━━ Working data ━━
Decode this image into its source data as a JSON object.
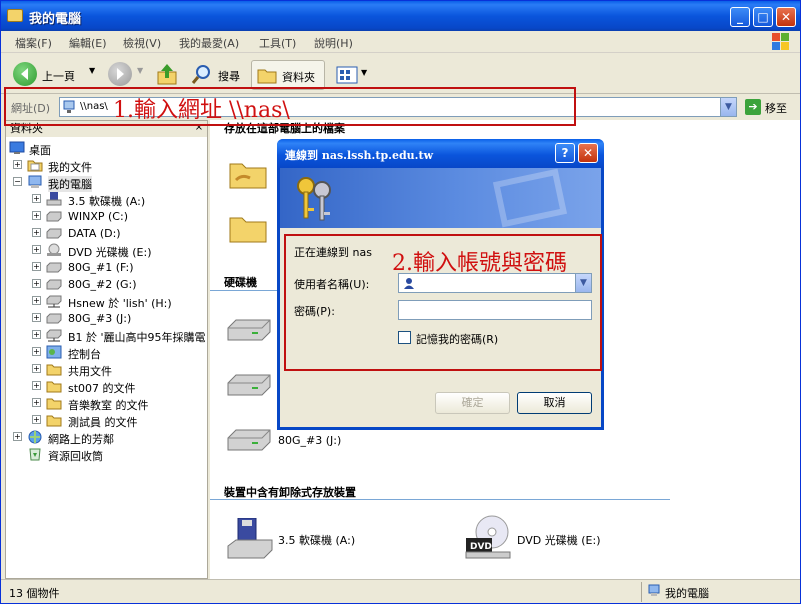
{
  "window": {
    "title": "我的電腦",
    "minimize": "_",
    "maximize": "□",
    "close": "✕"
  },
  "menu": [
    "檔案(F)",
    "編輯(E)",
    "檢視(V)",
    "我的最愛(A)",
    "工具(T)",
    "說明(H)"
  ],
  "toolbar": {
    "back": "上一頁",
    "search": "搜尋",
    "folders": "資料夾"
  },
  "address": {
    "label": "網址(D)",
    "value": "\\\\nas\\",
    "go": "移至"
  },
  "annotations": {
    "step1": "1.輸入網址 \\\\nas\\",
    "step2": "2.輸入帳號與密碼"
  },
  "left_panel": {
    "title": "資料夾",
    "close": "×",
    "tree": [
      {
        "label": "桌面",
        "icon": "desktop-icon"
      },
      {
        "label": "我的文件",
        "icon": "my-documents-icon"
      },
      {
        "label": "我的電腦",
        "icon": "my-computer-icon"
      },
      {
        "label": "3.5 軟碟機 (A:)",
        "icon": "floppy-icon"
      },
      {
        "label": "WINXP (C:)",
        "icon": "hard-drive-icon"
      },
      {
        "label": "DATA (D:)",
        "icon": "hard-drive-icon"
      },
      {
        "label": "DVD 光碟機 (E:)",
        "icon": "dvd-drive-icon"
      },
      {
        "label": "80G_#1 (F:)",
        "icon": "hard-drive-icon"
      },
      {
        "label": "80G_#2 (G:)",
        "icon": "hard-drive-icon"
      },
      {
        "label": "Hsnew 於 'lish' (H:)",
        "icon": "network-drive-icon"
      },
      {
        "label": "80G_#3 (J:)",
        "icon": "hard-drive-icon"
      },
      {
        "label": "B1 於 '麗山高中95年採購電",
        "icon": "network-drive-icon"
      },
      {
        "label": "控制台",
        "icon": "control-panel-icon"
      },
      {
        "label": "共用文件",
        "icon": "folder-icon"
      },
      {
        "label": "st007 的文件",
        "icon": "folder-icon"
      },
      {
        "label": "音樂教室 的文件",
        "icon": "folder-icon"
      },
      {
        "label": "測試員 的文件",
        "icon": "folder-icon"
      },
      {
        "label": "網路上的芳鄰",
        "icon": "network-places-icon"
      },
      {
        "label": "資源回收筒",
        "icon": "recycle-bin-icon"
      }
    ]
  },
  "content": {
    "section_files": "存放在這部電腦上的檔案",
    "section_hdd": "硬碟機",
    "section_removable": "裝置中含有卸除式存放裝置",
    "drive_j": "80G_#3 (J:)",
    "floppy": "3.5 軟碟機 (A:)",
    "dvd": "DVD 光碟機 (E:)"
  },
  "status": {
    "count": "13 個物件",
    "location": "我的電腦"
  },
  "dialog": {
    "title": "連線到 nas.lssh.tp.edu.tw",
    "help": "?",
    "close": "✕",
    "connecting": "正在連線到 nas",
    "username_label": "使用者名稱(U):",
    "username_value": "",
    "password_label": "密碼(P):",
    "password_value": "",
    "remember": "記憶我的密碼(R)",
    "ok": "確定",
    "cancel": "取消"
  }
}
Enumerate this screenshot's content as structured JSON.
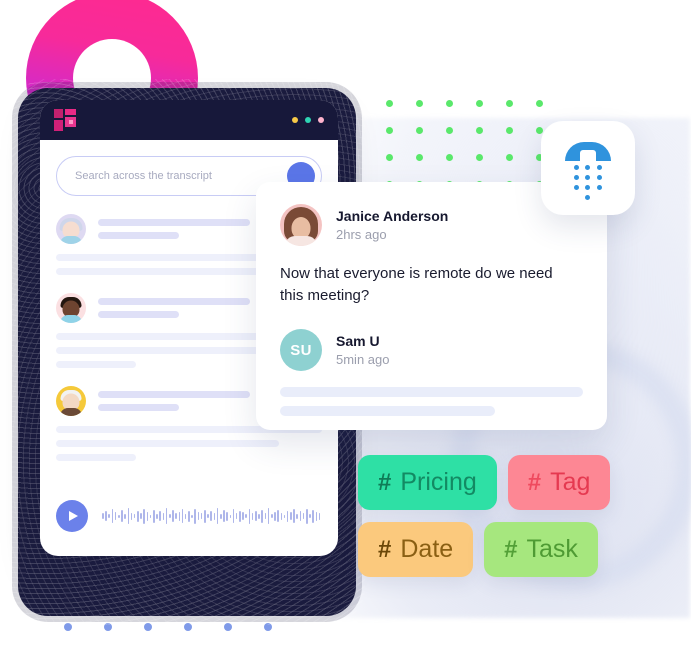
{
  "app_window": {
    "brand_logo_icon": "brand-logo-icon",
    "window_controls": [
      {
        "name": "minimize-dot",
        "color": "#f7c948"
      },
      {
        "name": "maximize-dot",
        "color": "#2fd4b4"
      },
      {
        "name": "close-dot",
        "color": "#ffb3cd"
      }
    ],
    "search": {
      "placeholder": "Search across the transcript",
      "value": "",
      "button_icon": "search-submit-icon"
    },
    "player": {
      "play_icon": "play-icon",
      "waveform_icon": "audio-waveform"
    },
    "transcript_rows": [
      {
        "avatar": "avatar-speaker-one"
      },
      {
        "avatar": "avatar-speaker-two"
      },
      {
        "avatar": "avatar-speaker-three"
      }
    ]
  },
  "comment_card": {
    "primary": {
      "avatar_icon": "avatar-janice-anderson",
      "name": "Janice Anderson",
      "time": "2hrs ago",
      "message": "Now that everyone is remote do we need this meeting?"
    },
    "reply": {
      "initials": "SU",
      "avatar_color": "#8ed1d1",
      "name": "Sam U",
      "time": "5min ago"
    }
  },
  "phone_card": {
    "icon": "phone-dialpad-icon",
    "color": "#2f93dd"
  },
  "tags": [
    {
      "name": "tag-pricing",
      "hash": "#",
      "label": "Pricing",
      "bg": "#2ee0a5",
      "fg": "#138a63"
    },
    {
      "name": "tag-tag",
      "hash": "#",
      "label": "Tag",
      "bg": "#fd8794",
      "fg": "#e53950"
    },
    {
      "name": "tag-date",
      "hash": "#",
      "label": "Date",
      "bg": "#fbc97d",
      "fg": "#8a5f13"
    },
    {
      "name": "tag-task",
      "hash": "#",
      "label": "Task",
      "bg": "#a6e77e",
      "fg": "#4f9b34"
    }
  ],
  "decorations": {
    "donut_gradient_from": "#ff2a8f",
    "donut_gradient_to": "#a72aee",
    "green_dot_color": "#5ae86b",
    "blue_dot_color": "#7f9ae8",
    "dark_panel_color": "#1b1c3f"
  }
}
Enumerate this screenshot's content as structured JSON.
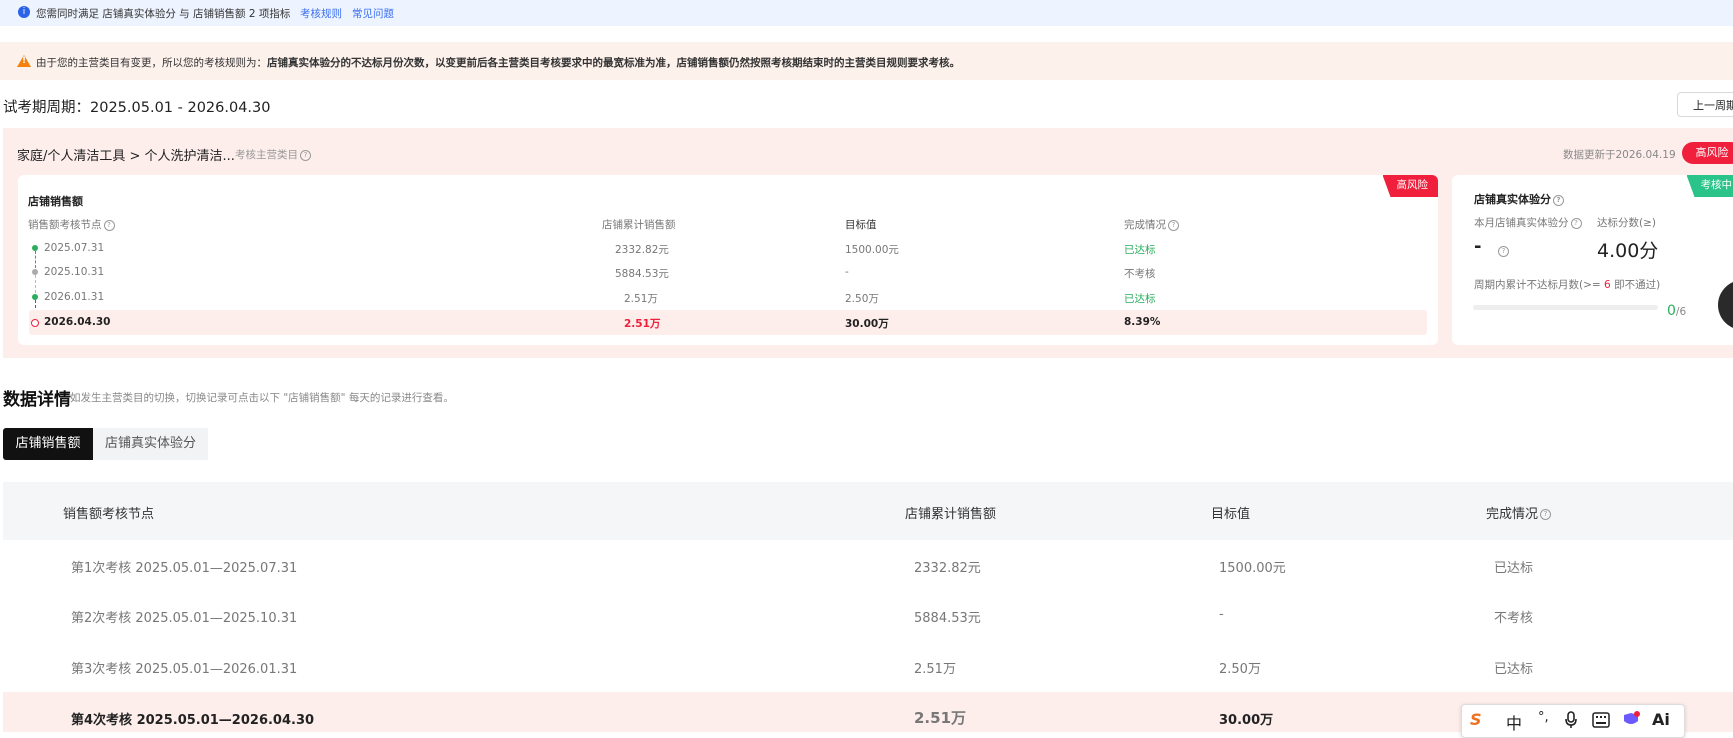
{
  "info": {
    "text": "您需同时满足 店铺真实体验分 与 店铺销售额 2 项指标",
    "link_rules": "考核规则",
    "link_faq": "常见问题"
  },
  "warning": {
    "text": "由于您的主营类目有变更，所以您的考核规则为：",
    "text_bold": "店铺真实体验分的不达标月份次数，以变更前后各主营类目考核要求中的最宽标准为准，店铺销售额仍然按照考核期结束时的主营类目规则要求考核。"
  },
  "period": {
    "label": "试考期周期：2025.05.01 - 2026.04.30",
    "prev_button": "上一周期"
  },
  "risk_panel": {
    "breadcrumb": "家庭/个人清洁工具 > 个人洗护清洁...",
    "breadcrumb_sub": "考核主营类目",
    "updated": "数据更新于2026.04.19",
    "risk_badge": "高风险"
  },
  "sales_card": {
    "corner_tag": "高风险",
    "title": "店铺销售额",
    "headers": {
      "node": "销售额考核节点",
      "cumulative": "店铺累计销售额",
      "target": "目标值",
      "status": "完成情况"
    },
    "rows": [
      {
        "date": "2025.07.31",
        "cumulative": "2332.82元",
        "target": "1500.00元",
        "status": "已达标"
      },
      {
        "date": "2025.10.31",
        "cumulative": "5884.53元",
        "target": "-",
        "status": "不考核"
      },
      {
        "date": "2026.01.31",
        "cumulative": "2.51万",
        "target": "2.50万",
        "status": "已达标"
      },
      {
        "date": "2026.04.30",
        "cumulative": "2.51万",
        "target": "30.00万",
        "status": "8.39%"
      }
    ]
  },
  "experience_card": {
    "corner_tag": "考核中",
    "title": "店铺真实体验分",
    "month_score_label": "本月店铺真实体验分",
    "pass_score_label": "达标分数(≥)",
    "month_score_value": "-",
    "pass_score_value": "4.00分",
    "fail_months_label": "周期内累计不达标月数(>=",
    "fail_months_threshold": "6",
    "fail_months_suffix": "即不通过)",
    "progress_value": "0",
    "progress_total": "/6"
  },
  "details": {
    "title": "数据详情",
    "subtitle": "如发生主营类目的切换，切换记录可点击以下 \"店铺销售额\" 每天的记录进行查看。",
    "tabs": [
      "店铺销售额",
      "店铺真实体验分"
    ],
    "headers": {
      "node": "销售额考核节点",
      "cumulative": "店铺累计销售额",
      "target": "目标值",
      "status": "完成情况"
    },
    "rows": [
      {
        "node": "第1次考核 2025.05.01—2025.07.31",
        "cumulative": "2332.82元",
        "target": "1500.00元",
        "status": "已达标"
      },
      {
        "node": "第2次考核 2025.05.01—2025.10.31",
        "cumulative": "5884.53元",
        "target": "-",
        "status": "不考核"
      },
      {
        "node": "第3次考核 2025.05.01—2026.01.31",
        "cumulative": "2.51万",
        "target": "2.50万",
        "status": "已达标"
      },
      {
        "node": "第4次考核 2025.05.01—2026.04.30",
        "cumulative": "2.51万",
        "target": "30.00万",
        "status": ""
      }
    ]
  },
  "ime": {
    "logo": "S",
    "chinese": "中",
    "punct": "°,",
    "mic": "mic-icon",
    "keyboard": "keyboard-icon",
    "ai": "Ai"
  },
  "colors": {
    "danger": "#f0203c",
    "success": "#2aae5e",
    "accent": "#3a6ff2",
    "warning": "#f5800b"
  }
}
━━━
Given problem >>
Search the entries for the string "node" and collect each line that has it.

Finished exercise >>
      "node": "销售额考核节点",
      "node": "销售额考核节点",
        "node": "第1次考核 2025.05.01—2025.07.31",
        "node": "第2次考核 2025.05.01—2025.10.31",
        "node": "第3次考核 2025.05.01—2026.01.31",
        "node": "第4次考核 2025.05.01—2026.04.30",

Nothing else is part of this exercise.